* **Requirements**: Repeat the entries that follow verbatim, without any of their pictures.

▼

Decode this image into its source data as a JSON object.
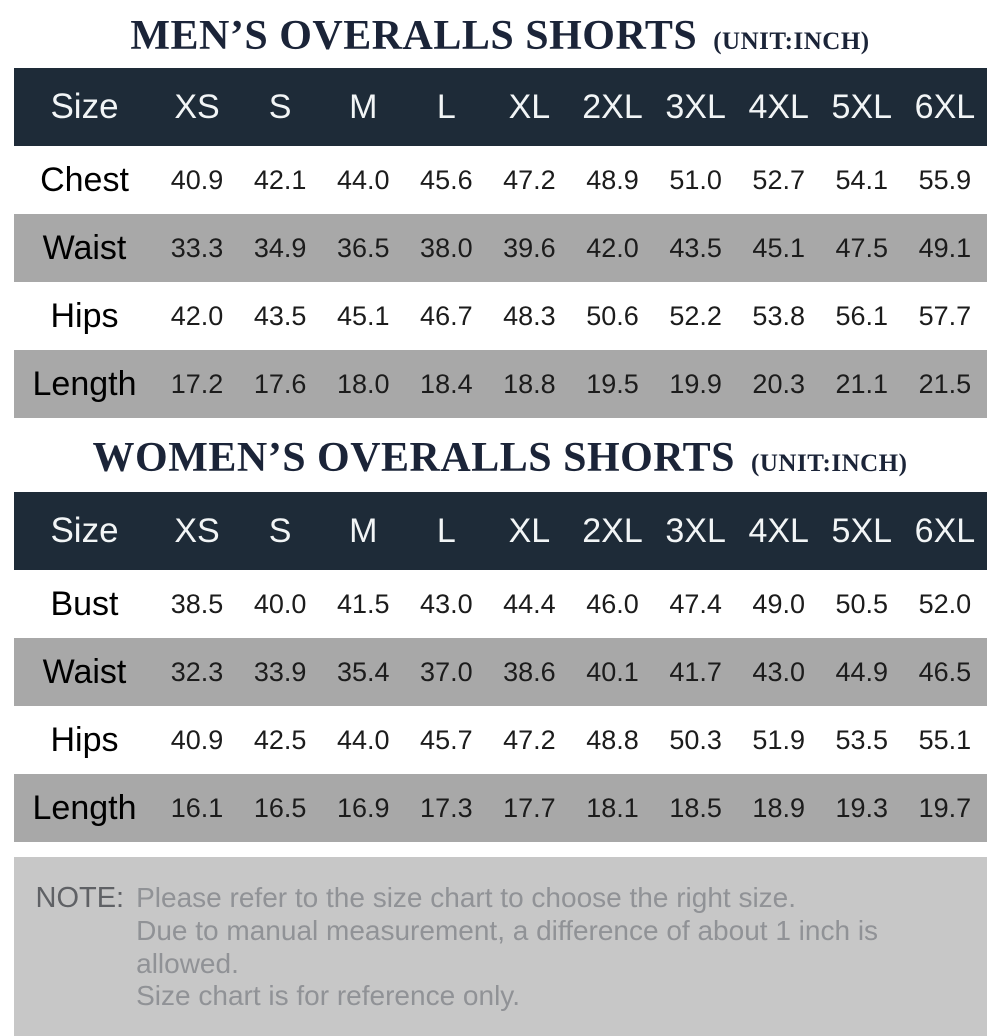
{
  "colors": {
    "header_band": "#1e2b38",
    "stripe_gray": "#a8a8a8",
    "title_navy": "#1b2438",
    "note_bg": "#c7c7c7"
  },
  "tables": [
    {
      "title": "MEN’S OVERALLS SHORTS",
      "unit": "(UNIT:INCH)",
      "header": [
        "Size",
        "XS",
        "S",
        "M",
        "L",
        "XL",
        "2XL",
        "3XL",
        "4XL",
        "5XL",
        "6XL"
      ],
      "rows": [
        {
          "label": "Chest",
          "values": [
            "40.9",
            "42.1",
            "44.0",
            "45.6",
            "47.2",
            "48.9",
            "51.0",
            "52.7",
            "54.1",
            "55.9"
          ]
        },
        {
          "label": "Waist",
          "values": [
            "33.3",
            "34.9",
            "36.5",
            "38.0",
            "39.6",
            "42.0",
            "43.5",
            "45.1",
            "47.5",
            "49.1"
          ]
        },
        {
          "label": "Hips",
          "values": [
            "42.0",
            "43.5",
            "45.1",
            "46.7",
            "48.3",
            "50.6",
            "52.2",
            "53.8",
            "56.1",
            "57.7"
          ]
        },
        {
          "label": "Length",
          "values": [
            "17.2",
            "17.6",
            "18.0",
            "18.4",
            "18.8",
            "19.5",
            "19.9",
            "20.3",
            "21.1",
            "21.5"
          ]
        }
      ]
    },
    {
      "title": "WOMEN’S OVERALLS SHORTS",
      "unit": "(UNIT:INCH)",
      "header": [
        "Size",
        "XS",
        "S",
        "M",
        "L",
        "XL",
        "2XL",
        "3XL",
        "4XL",
        "5XL",
        "6XL"
      ],
      "rows": [
        {
          "label": "Bust",
          "values": [
            "38.5",
            "40.0",
            "41.5",
            "43.0",
            "44.4",
            "46.0",
            "47.4",
            "49.0",
            "50.5",
            "52.0"
          ]
        },
        {
          "label": "Waist",
          "values": [
            "32.3",
            "33.9",
            "35.4",
            "37.0",
            "38.6",
            "40.1",
            "41.7",
            "43.0",
            "44.9",
            "46.5"
          ]
        },
        {
          "label": "Hips",
          "values": [
            "40.9",
            "42.5",
            "44.0",
            "45.7",
            "47.2",
            "48.8",
            "50.3",
            "51.9",
            "53.5",
            "55.1"
          ]
        },
        {
          "label": "Length",
          "values": [
            "16.1",
            "16.5",
            "16.9",
            "17.3",
            "17.7",
            "18.1",
            "18.5",
            "18.9",
            "19.3",
            "19.7"
          ]
        }
      ]
    }
  ],
  "note": {
    "label": "NOTE:",
    "lines": [
      "Please refer to the size chart to choose the right size.",
      "Due to manual measurement, a difference of about 1 inch is allowed.",
      "Size chart is for reference only."
    ]
  },
  "chart_data": [
    {
      "type": "table",
      "title": "MEN'S OVERALLS SHORTS (UNIT:INCH)",
      "categories": [
        "XS",
        "S",
        "M",
        "L",
        "XL",
        "2XL",
        "3XL",
        "4XL",
        "5XL",
        "6XL"
      ],
      "series": [
        {
          "name": "Chest",
          "values": [
            40.9,
            42.1,
            44.0,
            45.6,
            47.2,
            48.9,
            51.0,
            52.7,
            54.1,
            55.9
          ]
        },
        {
          "name": "Waist",
          "values": [
            33.3,
            34.9,
            36.5,
            38.0,
            39.6,
            42.0,
            43.5,
            45.1,
            47.5,
            49.1
          ]
        },
        {
          "name": "Hips",
          "values": [
            42.0,
            43.5,
            45.1,
            46.7,
            48.3,
            50.6,
            52.2,
            53.8,
            56.1,
            57.7
          ]
        },
        {
          "name": "Length",
          "values": [
            17.2,
            17.6,
            18.0,
            18.4,
            18.8,
            19.5,
            19.9,
            20.3,
            21.1,
            21.5
          ]
        }
      ]
    },
    {
      "type": "table",
      "title": "WOMEN'S OVERALLS SHORTS (UNIT:INCH)",
      "categories": [
        "XS",
        "S",
        "M",
        "L",
        "XL",
        "2XL",
        "3XL",
        "4XL",
        "5XL",
        "6XL"
      ],
      "series": [
        {
          "name": "Bust",
          "values": [
            38.5,
            40.0,
            41.5,
            43.0,
            44.4,
            46.0,
            47.4,
            49.0,
            50.5,
            52.0
          ]
        },
        {
          "name": "Waist",
          "values": [
            32.3,
            33.9,
            35.4,
            37.0,
            38.6,
            40.1,
            41.7,
            43.0,
            44.9,
            46.5
          ]
        },
        {
          "name": "Hips",
          "values": [
            40.9,
            42.5,
            44.0,
            45.7,
            47.2,
            48.8,
            50.3,
            51.9,
            53.5,
            55.1
          ]
        },
        {
          "name": "Length",
          "values": [
            16.1,
            16.5,
            16.9,
            17.3,
            17.7,
            18.1,
            18.5,
            18.9,
            19.3,
            19.7
          ]
        }
      ]
    }
  ]
}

▲

* **The response**:
Decode this image into its source data as a JSON object.
{
  "colors": {
    "header_band": "#1e2b38",
    "stripe_gray": "#a8a8a8",
    "title_navy": "#1b2438",
    "note_bg": "#c7c7c7"
  },
  "tables": [
    {
      "title": "MEN’S OVERALLS SHORTS",
      "unit": "(UNIT:INCH)",
      "header": [
        "Size",
        "XS",
        "S",
        "M",
        "L",
        "XL",
        "2XL",
        "3XL",
        "4XL",
        "5XL",
        "6XL"
      ],
      "rows": [
        {
          "label": "Chest",
          "values": [
            "40.9",
            "42.1",
            "44.0",
            "45.6",
            "47.2",
            "48.9",
            "51.0",
            "52.7",
            "54.1",
            "55.9"
          ]
        },
        {
          "label": "Waist",
          "values": [
            "33.3",
            "34.9",
            "36.5",
            "38.0",
            "39.6",
            "42.0",
            "43.5",
            "45.1",
            "47.5",
            "49.1"
          ]
        },
        {
          "label": "Hips",
          "values": [
            "42.0",
            "43.5",
            "45.1",
            "46.7",
            "48.3",
            "50.6",
            "52.2",
            "53.8",
            "56.1",
            "57.7"
          ]
        },
        {
          "label": "Length",
          "values": [
            "17.2",
            "17.6",
            "18.0",
            "18.4",
            "18.8",
            "19.5",
            "19.9",
            "20.3",
            "21.1",
            "21.5"
          ]
        }
      ]
    },
    {
      "title": "WOMEN’S OVERALLS SHORTS",
      "unit": "(UNIT:INCH)",
      "header": [
        "Size",
        "XS",
        "S",
        "M",
        "L",
        "XL",
        "2XL",
        "3XL",
        "4XL",
        "5XL",
        "6XL"
      ],
      "rows": [
        {
          "label": "Bust",
          "values": [
            "38.5",
            "40.0",
            "41.5",
            "43.0",
            "44.4",
            "46.0",
            "47.4",
            "49.0",
            "50.5",
            "52.0"
          ]
        },
        {
          "label": "Waist",
          "values": [
            "32.3",
            "33.9",
            "35.4",
            "37.0",
            "38.6",
            "40.1",
            "41.7",
            "43.0",
            "44.9",
            "46.5"
          ]
        },
        {
          "label": "Hips",
          "values": [
            "40.9",
            "42.5",
            "44.0",
            "45.7",
            "47.2",
            "48.8",
            "50.3",
            "51.9",
            "53.5",
            "55.1"
          ]
        },
        {
          "label": "Length",
          "values": [
            "16.1",
            "16.5",
            "16.9",
            "17.3",
            "17.7",
            "18.1",
            "18.5",
            "18.9",
            "19.3",
            "19.7"
          ]
        }
      ]
    }
  ],
  "note": {
    "label": "NOTE:",
    "lines": [
      "Please refer to the size chart to choose the right size.",
      "Due to manual measurement, a difference of about 1 inch is allowed.",
      "Size chart is for reference only."
    ]
  },
  "chart_data": [
    {
      "type": "table",
      "title": "MEN'S OVERALLS SHORTS (UNIT:INCH)",
      "categories": [
        "XS",
        "S",
        "M",
        "L",
        "XL",
        "2XL",
        "3XL",
        "4XL",
        "5XL",
        "6XL"
      ],
      "series": [
        {
          "name": "Chest",
          "values": [
            40.9,
            42.1,
            44.0,
            45.6,
            47.2,
            48.9,
            51.0,
            52.7,
            54.1,
            55.9
          ]
        },
        {
          "name": "Waist",
          "values": [
            33.3,
            34.9,
            36.5,
            38.0,
            39.6,
            42.0,
            43.5,
            45.1,
            47.5,
            49.1
          ]
        },
        {
          "name": "Hips",
          "values": [
            42.0,
            43.5,
            45.1,
            46.7,
            48.3,
            50.6,
            52.2,
            53.8,
            56.1,
            57.7
          ]
        },
        {
          "name": "Length",
          "values": [
            17.2,
            17.6,
            18.0,
            18.4,
            18.8,
            19.5,
            19.9,
            20.3,
            21.1,
            21.5
          ]
        }
      ]
    },
    {
      "type": "table",
      "title": "WOMEN'S OVERALLS SHORTS (UNIT:INCH)",
      "categories": [
        "XS",
        "S",
        "M",
        "L",
        "XL",
        "2XL",
        "3XL",
        "4XL",
        "5XL",
        "6XL"
      ],
      "series": [
        {
          "name": "Bust",
          "values": [
            38.5,
            40.0,
            41.5,
            43.0,
            44.4,
            46.0,
            47.4,
            49.0,
            50.5,
            52.0
          ]
        },
        {
          "name": "Waist",
          "values": [
            32.3,
            33.9,
            35.4,
            37.0,
            38.6,
            40.1,
            41.7,
            43.0,
            44.9,
            46.5
          ]
        },
        {
          "name": "Hips",
          "values": [
            40.9,
            42.5,
            44.0,
            45.7,
            47.2,
            48.8,
            50.3,
            51.9,
            53.5,
            55.1
          ]
        },
        {
          "name": "Length",
          "values": [
            16.1,
            16.5,
            16.9,
            17.3,
            17.7,
            18.1,
            18.5,
            18.9,
            19.3,
            19.7
          ]
        }
      ]
    }
  ]
}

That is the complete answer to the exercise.